### Material for this exercise
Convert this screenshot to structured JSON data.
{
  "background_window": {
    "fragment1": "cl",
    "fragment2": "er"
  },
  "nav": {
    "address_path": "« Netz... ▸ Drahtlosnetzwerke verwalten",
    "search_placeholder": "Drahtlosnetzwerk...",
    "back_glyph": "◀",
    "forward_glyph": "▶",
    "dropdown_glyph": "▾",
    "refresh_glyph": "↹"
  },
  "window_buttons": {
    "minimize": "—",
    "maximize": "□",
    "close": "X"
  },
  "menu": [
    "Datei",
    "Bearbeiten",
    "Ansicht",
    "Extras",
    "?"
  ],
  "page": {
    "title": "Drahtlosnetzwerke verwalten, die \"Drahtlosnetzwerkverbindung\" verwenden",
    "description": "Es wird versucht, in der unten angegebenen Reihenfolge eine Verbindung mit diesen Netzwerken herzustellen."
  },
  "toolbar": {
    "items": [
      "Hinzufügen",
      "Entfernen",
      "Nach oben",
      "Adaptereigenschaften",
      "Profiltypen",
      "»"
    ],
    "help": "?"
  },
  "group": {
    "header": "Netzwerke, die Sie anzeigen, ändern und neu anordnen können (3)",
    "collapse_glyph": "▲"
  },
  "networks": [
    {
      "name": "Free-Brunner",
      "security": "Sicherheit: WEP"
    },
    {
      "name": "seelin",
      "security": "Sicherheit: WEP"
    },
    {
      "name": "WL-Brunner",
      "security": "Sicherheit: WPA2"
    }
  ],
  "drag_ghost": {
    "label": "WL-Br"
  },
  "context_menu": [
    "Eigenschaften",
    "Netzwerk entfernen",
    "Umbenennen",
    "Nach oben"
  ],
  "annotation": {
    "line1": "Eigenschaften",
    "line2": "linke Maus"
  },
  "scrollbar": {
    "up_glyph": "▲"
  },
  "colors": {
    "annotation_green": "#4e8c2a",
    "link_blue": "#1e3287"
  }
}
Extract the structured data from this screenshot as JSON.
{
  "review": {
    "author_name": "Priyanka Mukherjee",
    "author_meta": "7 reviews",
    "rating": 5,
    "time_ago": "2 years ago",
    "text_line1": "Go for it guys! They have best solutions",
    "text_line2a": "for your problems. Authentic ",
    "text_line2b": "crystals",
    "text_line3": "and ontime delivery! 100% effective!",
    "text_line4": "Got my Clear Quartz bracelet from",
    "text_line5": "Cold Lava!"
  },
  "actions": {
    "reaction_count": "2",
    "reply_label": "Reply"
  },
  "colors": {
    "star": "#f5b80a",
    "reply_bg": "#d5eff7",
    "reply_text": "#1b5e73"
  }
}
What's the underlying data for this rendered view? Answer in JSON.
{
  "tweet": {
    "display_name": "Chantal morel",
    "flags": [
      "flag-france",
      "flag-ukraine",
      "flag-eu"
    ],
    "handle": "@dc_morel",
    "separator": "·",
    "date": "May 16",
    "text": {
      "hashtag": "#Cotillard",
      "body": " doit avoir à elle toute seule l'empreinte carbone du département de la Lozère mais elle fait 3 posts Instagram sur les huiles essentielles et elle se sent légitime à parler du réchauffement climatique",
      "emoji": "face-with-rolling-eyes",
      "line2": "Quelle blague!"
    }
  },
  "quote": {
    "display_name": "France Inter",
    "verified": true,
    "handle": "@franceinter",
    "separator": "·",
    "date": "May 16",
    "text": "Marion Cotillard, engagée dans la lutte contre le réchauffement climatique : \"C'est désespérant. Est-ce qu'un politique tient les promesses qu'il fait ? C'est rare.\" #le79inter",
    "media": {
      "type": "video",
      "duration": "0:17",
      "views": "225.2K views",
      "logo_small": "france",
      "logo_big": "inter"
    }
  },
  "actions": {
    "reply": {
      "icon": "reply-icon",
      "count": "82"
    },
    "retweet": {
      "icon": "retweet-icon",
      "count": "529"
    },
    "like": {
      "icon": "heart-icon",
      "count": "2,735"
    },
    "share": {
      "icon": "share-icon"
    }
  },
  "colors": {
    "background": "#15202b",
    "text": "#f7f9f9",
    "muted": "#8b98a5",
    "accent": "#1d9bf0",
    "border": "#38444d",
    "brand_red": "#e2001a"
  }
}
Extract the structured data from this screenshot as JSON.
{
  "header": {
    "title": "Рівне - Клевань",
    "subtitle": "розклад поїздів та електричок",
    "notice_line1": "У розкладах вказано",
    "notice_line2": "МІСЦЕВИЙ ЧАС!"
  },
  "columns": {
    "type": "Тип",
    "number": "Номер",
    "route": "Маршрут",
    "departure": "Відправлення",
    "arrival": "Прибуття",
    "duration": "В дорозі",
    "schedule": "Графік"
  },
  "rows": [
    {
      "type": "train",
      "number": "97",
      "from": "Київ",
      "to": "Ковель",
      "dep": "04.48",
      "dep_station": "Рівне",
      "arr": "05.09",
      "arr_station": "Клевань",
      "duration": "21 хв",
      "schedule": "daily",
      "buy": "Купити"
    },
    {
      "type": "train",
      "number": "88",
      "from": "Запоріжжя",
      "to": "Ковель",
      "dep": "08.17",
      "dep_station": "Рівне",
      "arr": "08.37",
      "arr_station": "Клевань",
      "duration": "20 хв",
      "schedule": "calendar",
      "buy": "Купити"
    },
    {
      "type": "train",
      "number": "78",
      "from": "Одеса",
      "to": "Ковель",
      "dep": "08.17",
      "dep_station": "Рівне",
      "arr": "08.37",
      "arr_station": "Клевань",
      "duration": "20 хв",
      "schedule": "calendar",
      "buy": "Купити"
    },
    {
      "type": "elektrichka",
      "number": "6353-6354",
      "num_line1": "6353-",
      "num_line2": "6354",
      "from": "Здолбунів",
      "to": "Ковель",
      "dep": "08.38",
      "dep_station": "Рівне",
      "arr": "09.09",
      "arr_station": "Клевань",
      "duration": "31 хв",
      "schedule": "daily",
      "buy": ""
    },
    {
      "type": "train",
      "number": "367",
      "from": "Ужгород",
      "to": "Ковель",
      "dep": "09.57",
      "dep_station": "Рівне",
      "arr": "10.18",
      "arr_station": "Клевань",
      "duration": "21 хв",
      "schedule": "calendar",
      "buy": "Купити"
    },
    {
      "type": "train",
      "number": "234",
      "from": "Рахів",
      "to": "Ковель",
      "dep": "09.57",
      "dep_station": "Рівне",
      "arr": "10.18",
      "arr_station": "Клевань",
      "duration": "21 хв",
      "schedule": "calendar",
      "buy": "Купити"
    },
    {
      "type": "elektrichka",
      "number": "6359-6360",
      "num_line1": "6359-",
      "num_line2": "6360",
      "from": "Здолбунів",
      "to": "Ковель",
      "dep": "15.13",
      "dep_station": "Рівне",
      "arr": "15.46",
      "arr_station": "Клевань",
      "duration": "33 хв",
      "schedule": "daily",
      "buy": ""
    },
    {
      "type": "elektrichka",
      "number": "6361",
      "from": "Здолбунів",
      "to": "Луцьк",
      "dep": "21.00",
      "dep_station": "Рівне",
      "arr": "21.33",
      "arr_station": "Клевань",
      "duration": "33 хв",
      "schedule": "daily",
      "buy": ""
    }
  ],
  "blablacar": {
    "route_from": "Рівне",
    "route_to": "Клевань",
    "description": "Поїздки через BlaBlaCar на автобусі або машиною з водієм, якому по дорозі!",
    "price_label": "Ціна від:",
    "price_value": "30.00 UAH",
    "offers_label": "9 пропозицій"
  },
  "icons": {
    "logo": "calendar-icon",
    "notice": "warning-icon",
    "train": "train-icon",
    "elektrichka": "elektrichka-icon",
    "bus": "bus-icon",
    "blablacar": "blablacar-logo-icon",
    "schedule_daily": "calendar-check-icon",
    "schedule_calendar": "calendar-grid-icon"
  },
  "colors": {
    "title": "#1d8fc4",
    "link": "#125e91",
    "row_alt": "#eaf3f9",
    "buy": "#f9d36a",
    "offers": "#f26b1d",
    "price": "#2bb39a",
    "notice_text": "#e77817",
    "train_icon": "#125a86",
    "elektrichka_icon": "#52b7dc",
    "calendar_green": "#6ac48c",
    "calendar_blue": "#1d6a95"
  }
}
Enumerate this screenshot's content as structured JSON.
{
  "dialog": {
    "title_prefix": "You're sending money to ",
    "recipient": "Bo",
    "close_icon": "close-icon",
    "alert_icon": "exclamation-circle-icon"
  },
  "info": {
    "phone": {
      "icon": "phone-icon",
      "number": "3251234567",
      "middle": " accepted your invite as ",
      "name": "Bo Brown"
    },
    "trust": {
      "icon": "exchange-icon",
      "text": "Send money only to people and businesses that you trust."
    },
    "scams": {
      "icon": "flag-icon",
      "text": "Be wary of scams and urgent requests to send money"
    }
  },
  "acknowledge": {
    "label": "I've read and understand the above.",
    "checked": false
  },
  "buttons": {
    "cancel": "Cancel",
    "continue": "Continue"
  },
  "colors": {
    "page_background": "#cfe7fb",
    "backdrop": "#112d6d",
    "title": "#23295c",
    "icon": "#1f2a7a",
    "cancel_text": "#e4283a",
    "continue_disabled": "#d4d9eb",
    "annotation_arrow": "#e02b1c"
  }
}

### Required work
Only the lines from the one containing "Enumerate this screenshot's" to the end of the listing belong in the output, each reproduced exactly.

### Answer to this problem
Enumerate this screenshot's content as structured JSON.
{
  "dialog": {
    "title_prefix": "You're sending money to ",
    "recipient": "Bo",
    "close_icon": "close-icon",
    "alert_icon": "exclamation-circle-icon"
  },
  "info": {
    "phone": {
      "icon": "phone-icon",
      "number": "3251234567",
      "middle": " accepted your invite as ",
      "name": "Bo Brown"
    },
    "trust": {
      "icon": "exchange-icon",
      "text": "Send money only to people and businesses that you trust."
    },
    "scams": {
      "icon": "flag-icon",
      "text": "Be wary of scams and urgent requests to send money"
    }
  },
  "acknowledge": {
    "label": "I've read and understand the above.",
    "checked": false
  },
  "buttons": {
    "cancel": "Cancel",
    "continue": "Continue"
  },
  "colors": {
    "page_background": "#cfe7fb",
    "backdrop": "#112d6d",
    "title": "#23295c",
    "icon": "#1f2a7a",
    "cancel_text": "#e4283a",
    "continue_disabled": "#d4d9eb",
    "annotation_arrow": "#e02b1c"
  }
}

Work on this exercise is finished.